◆ What you will do ◆
Output every entry exactly as given.

** Start Supplied records **

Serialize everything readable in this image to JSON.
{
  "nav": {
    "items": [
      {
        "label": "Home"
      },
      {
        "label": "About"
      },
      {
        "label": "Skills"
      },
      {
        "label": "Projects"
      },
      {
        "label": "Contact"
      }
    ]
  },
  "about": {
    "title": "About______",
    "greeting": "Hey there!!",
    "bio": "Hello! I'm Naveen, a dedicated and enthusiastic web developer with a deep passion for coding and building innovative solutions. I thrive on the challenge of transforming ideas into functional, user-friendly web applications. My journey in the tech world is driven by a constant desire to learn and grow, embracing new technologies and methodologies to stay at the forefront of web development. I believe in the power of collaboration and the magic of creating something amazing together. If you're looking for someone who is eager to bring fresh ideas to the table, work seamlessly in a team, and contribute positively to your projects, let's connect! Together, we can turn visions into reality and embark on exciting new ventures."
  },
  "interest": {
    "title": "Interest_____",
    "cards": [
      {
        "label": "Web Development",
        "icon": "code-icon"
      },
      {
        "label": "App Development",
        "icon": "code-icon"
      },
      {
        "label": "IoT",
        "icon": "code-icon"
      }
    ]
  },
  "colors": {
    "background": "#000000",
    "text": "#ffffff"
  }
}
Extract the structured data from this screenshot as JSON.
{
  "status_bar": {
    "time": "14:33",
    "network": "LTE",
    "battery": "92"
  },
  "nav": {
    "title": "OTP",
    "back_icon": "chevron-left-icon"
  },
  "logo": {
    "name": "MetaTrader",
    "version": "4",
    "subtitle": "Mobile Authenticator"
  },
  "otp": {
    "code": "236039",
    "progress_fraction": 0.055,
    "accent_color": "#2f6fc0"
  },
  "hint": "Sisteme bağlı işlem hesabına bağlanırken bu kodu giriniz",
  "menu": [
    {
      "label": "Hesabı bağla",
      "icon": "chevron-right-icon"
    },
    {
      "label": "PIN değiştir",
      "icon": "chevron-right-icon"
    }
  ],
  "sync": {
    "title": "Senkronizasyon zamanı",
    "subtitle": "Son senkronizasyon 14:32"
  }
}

** End Supplied records **

◆ Written solution ◆
Serialize everything readable in this image to JSON.
{
  "nav": {
    "items": [
      {
        "label": "Home"
      },
      {
        "label": "About"
      },
      {
        "label": "Skills"
      },
      {
        "label": "Projects"
      },
      {
        "label": "Contact"
      }
    ]
  },
  "about": {
    "title": "About______",
    "greeting": "Hey there!!",
    "bio": "Hello! I'm Naveen, a dedicated and enthusiastic web developer with a deep passion for coding and building innovative solutions. I thrive on the challenge of transforming ideas into functional, user-friendly web applications. My journey in the tech world is driven by a constant desire to learn and grow, embracing new technologies and methodologies to stay at the forefront of web development. I believe in the power of collaboration and the magic of creating something amazing together. If you're looking for someone who is eager to bring fresh ideas to the table, work seamlessly in a team, and contribute positively to your projects, let's connect! Together, we can turn visions into reality and embark on exciting new ventures."
  },
  "interest": {
    "title": "Interest_____",
    "cards": [
      {
        "label": "Web Development",
        "icon": "code-icon"
      },
      {
        "label": "App Development",
        "icon": "code-icon"
      },
      {
        "label": "IoT",
        "icon": "code-icon"
      }
    ]
  },
  "colors": {
    "background": "#000000",
    "text": "#ffffff"
  }
}
Extract the structured data from this screenshot as JSON.
{
  "status_bar": {
    "time": "14:33",
    "network": "LTE",
    "battery": "92"
  },
  "nav": {
    "title": "OTP",
    "back_icon": "chevron-left-icon"
  },
  "logo": {
    "name": "MetaTrader",
    "version": "4",
    "subtitle": "Mobile Authenticator"
  },
  "otp": {
    "code": "236039",
    "progress_fraction": 0.055,
    "accent_color": "#2f6fc0"
  },
  "hint": "Sisteme bağlı işlem hesabına bağlanırken bu kodu giriniz",
  "menu": [
    {
      "label": "Hesabı bağla",
      "icon": "chevron-right-icon"
    },
    {
      "label": "PIN değiştir",
      "icon": "chevron-right-icon"
    }
  ],
  "sync": {
    "title": "Senkronizasyon zamanı",
    "subtitle": "Son senkronizasyon 14:32"
  }
}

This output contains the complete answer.